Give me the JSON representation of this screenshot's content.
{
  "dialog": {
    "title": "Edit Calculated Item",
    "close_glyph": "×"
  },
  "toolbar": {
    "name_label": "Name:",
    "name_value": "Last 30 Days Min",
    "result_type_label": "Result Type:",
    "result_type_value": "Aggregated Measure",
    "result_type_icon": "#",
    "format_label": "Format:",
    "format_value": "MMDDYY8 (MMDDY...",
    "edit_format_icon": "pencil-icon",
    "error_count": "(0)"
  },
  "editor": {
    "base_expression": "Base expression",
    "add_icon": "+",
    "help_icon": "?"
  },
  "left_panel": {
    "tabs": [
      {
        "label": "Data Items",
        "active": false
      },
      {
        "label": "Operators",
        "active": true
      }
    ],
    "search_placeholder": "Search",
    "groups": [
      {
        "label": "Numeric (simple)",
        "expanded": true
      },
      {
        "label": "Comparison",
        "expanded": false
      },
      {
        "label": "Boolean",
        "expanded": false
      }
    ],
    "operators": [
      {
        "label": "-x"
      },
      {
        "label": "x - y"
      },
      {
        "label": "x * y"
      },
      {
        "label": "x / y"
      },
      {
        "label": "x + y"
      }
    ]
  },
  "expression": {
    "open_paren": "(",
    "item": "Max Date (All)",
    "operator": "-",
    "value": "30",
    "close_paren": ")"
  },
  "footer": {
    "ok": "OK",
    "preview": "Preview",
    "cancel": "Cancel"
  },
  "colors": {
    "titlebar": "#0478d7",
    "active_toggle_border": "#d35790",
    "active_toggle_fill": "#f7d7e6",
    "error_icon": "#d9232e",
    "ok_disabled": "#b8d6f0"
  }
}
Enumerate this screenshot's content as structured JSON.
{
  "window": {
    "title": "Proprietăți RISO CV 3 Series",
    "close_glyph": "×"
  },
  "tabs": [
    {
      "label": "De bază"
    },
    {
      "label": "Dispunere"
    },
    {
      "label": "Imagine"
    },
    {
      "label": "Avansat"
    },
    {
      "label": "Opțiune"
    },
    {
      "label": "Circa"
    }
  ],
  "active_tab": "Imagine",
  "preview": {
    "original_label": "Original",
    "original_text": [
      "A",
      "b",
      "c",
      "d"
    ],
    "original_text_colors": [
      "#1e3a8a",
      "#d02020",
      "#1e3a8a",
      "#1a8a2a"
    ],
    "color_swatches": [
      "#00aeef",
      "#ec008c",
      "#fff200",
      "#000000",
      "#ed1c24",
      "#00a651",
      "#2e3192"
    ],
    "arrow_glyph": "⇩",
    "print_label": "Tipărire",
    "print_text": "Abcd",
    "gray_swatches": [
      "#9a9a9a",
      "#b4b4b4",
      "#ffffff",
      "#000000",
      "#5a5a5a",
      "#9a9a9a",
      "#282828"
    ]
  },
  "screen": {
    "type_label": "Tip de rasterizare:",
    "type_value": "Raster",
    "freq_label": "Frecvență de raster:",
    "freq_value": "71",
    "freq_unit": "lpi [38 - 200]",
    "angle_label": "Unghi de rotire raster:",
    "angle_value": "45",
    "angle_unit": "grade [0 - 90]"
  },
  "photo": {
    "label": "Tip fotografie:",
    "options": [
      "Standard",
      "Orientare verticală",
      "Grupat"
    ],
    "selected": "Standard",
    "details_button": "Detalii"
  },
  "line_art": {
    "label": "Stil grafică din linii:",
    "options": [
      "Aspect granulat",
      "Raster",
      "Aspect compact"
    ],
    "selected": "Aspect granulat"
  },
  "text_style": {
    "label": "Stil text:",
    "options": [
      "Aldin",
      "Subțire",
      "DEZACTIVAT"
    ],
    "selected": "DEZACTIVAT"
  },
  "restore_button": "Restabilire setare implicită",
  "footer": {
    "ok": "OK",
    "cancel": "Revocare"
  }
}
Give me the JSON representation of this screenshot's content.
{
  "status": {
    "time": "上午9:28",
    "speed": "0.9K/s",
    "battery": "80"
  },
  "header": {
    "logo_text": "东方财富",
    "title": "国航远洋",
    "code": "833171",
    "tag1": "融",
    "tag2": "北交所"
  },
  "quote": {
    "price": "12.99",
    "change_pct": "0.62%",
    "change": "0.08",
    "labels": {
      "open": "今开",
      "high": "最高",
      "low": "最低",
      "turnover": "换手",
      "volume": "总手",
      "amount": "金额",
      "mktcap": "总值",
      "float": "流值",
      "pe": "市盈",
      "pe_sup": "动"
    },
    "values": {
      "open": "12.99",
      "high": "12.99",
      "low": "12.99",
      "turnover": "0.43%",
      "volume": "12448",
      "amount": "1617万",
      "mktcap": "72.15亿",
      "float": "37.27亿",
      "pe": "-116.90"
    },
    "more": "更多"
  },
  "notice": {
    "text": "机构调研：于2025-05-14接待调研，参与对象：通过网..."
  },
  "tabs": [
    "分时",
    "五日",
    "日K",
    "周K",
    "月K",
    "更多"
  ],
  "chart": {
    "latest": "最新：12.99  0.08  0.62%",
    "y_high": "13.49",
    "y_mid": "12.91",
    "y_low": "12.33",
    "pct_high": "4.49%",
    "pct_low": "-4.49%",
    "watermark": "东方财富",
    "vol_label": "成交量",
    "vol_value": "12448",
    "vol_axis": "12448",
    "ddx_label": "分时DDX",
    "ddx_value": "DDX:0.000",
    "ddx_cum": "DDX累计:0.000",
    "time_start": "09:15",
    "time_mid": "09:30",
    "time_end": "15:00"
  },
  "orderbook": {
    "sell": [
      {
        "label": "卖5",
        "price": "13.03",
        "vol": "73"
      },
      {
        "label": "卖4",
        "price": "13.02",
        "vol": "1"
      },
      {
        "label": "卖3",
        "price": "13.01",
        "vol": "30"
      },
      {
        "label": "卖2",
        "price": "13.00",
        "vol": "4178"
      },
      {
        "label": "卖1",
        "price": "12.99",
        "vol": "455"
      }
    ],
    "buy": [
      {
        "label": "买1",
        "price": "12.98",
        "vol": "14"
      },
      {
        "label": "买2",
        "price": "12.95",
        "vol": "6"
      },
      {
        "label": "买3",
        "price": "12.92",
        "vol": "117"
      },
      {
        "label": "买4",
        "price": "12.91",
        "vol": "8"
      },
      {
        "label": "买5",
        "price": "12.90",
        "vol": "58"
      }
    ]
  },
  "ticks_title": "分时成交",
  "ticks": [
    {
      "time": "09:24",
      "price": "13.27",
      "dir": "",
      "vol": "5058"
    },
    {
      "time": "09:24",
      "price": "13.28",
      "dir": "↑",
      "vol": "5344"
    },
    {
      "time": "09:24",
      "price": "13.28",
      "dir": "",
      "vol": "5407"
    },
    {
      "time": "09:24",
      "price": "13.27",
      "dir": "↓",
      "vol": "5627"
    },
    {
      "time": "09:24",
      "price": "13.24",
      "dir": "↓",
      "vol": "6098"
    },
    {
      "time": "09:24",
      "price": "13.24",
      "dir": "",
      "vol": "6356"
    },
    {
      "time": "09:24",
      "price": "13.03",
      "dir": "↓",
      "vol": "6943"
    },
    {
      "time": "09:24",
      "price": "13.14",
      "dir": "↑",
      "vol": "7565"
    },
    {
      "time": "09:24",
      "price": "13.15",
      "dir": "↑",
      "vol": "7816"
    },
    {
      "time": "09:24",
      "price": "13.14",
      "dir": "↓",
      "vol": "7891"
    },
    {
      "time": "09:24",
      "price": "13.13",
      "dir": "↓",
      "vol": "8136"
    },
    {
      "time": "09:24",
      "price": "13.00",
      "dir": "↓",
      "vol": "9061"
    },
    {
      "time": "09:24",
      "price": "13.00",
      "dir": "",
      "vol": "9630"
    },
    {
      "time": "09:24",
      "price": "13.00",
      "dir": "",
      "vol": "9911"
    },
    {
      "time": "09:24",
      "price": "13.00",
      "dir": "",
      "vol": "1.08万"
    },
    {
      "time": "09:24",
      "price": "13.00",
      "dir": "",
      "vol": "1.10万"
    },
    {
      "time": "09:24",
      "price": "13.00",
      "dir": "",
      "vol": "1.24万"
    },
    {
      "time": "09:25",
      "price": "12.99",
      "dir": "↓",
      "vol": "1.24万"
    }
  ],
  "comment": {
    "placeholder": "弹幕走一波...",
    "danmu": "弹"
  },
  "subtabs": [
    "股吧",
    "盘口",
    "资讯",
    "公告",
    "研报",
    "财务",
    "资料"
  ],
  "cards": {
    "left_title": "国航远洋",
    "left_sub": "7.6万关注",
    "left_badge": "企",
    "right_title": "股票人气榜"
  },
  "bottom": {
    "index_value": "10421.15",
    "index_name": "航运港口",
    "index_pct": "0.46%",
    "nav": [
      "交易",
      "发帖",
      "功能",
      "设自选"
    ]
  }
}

....

**SHORT PROBLEM**
Look through the entries above for the word "Aspect". Copy every line where it shows up.

**RESULT FOR THIS EXERCISE**
      "Aspect granulat",
      "Aspect compact"
    "selected": "Aspect granulat"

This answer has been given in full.